*Stored records*.

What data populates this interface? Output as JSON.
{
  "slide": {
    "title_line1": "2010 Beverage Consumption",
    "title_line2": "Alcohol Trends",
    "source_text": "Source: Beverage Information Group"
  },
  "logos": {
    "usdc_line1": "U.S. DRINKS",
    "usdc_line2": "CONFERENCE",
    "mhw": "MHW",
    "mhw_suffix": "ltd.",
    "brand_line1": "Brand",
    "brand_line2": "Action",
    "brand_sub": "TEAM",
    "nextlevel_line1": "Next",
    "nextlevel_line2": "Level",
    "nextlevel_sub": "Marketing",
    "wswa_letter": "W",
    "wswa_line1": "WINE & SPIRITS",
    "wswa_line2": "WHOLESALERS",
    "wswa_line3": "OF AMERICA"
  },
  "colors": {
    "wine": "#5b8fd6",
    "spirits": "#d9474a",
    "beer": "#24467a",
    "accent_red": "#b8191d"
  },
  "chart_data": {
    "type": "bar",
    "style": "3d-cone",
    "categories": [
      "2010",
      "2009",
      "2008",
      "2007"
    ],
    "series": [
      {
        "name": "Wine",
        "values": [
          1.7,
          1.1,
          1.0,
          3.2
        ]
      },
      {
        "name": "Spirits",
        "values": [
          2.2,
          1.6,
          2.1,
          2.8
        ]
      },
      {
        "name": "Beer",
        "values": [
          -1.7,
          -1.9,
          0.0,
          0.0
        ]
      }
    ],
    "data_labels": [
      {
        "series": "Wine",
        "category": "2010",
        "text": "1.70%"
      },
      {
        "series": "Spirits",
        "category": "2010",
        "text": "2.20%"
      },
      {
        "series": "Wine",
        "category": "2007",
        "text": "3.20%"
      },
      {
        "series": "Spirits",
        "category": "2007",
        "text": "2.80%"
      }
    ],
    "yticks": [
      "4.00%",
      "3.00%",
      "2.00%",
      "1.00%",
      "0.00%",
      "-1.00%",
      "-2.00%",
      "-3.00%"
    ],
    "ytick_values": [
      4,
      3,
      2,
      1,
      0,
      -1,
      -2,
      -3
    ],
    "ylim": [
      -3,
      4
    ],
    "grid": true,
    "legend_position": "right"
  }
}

*Short task*. Extract the full listing above without alteration.

*Response to the exercise*.
What data populates this interface? Output as JSON.
{
  "slide": {
    "title_line1": "2010 Beverage Consumption",
    "title_line2": "Alcohol Trends",
    "source_text": "Source: Beverage Information Group"
  },
  "logos": {
    "usdc_line1": "U.S. DRINKS",
    "usdc_line2": "CONFERENCE",
    "mhw": "MHW",
    "mhw_suffix": "ltd.",
    "brand_line1": "Brand",
    "brand_line2": "Action",
    "brand_sub": "TEAM",
    "nextlevel_line1": "Next",
    "nextlevel_line2": "Level",
    "nextlevel_sub": "Marketing",
    "wswa_letter": "W",
    "wswa_line1": "WINE & SPIRITS",
    "wswa_line2": "WHOLESALERS",
    "wswa_line3": "OF AMERICA"
  },
  "colors": {
    "wine": "#5b8fd6",
    "spirits": "#d9474a",
    "beer": "#24467a",
    "accent_red": "#b8191d"
  },
  "chart_data": {
    "type": "bar",
    "style": "3d-cone",
    "categories": [
      "2010",
      "2009",
      "2008",
      "2007"
    ],
    "series": [
      {
        "name": "Wine",
        "values": [
          1.7,
          1.1,
          1.0,
          3.2
        ]
      },
      {
        "name": "Spirits",
        "values": [
          2.2,
          1.6,
          2.1,
          2.8
        ]
      },
      {
        "name": "Beer",
        "values": [
          -1.7,
          -1.9,
          0.0,
          0.0
        ]
      }
    ],
    "data_labels": [
      {
        "series": "Wine",
        "category": "2010",
        "text": "1.70%"
      },
      {
        "series": "Spirits",
        "category": "2010",
        "text": "2.20%"
      },
      {
        "series": "Wine",
        "category": "2007",
        "text": "3.20%"
      },
      {
        "series": "Spirits",
        "category": "2007",
        "text": "2.80%"
      }
    ],
    "yticks": [
      "4.00%",
      "3.00%",
      "2.00%",
      "1.00%",
      "0.00%",
      "-1.00%",
      "-2.00%",
      "-3.00%"
    ],
    "ytick_values": [
      4,
      3,
      2,
      1,
      0,
      -1,
      -2,
      -3
    ],
    "ylim": [
      -3,
      4
    ],
    "grid": true,
    "legend_position": "right"
  }
}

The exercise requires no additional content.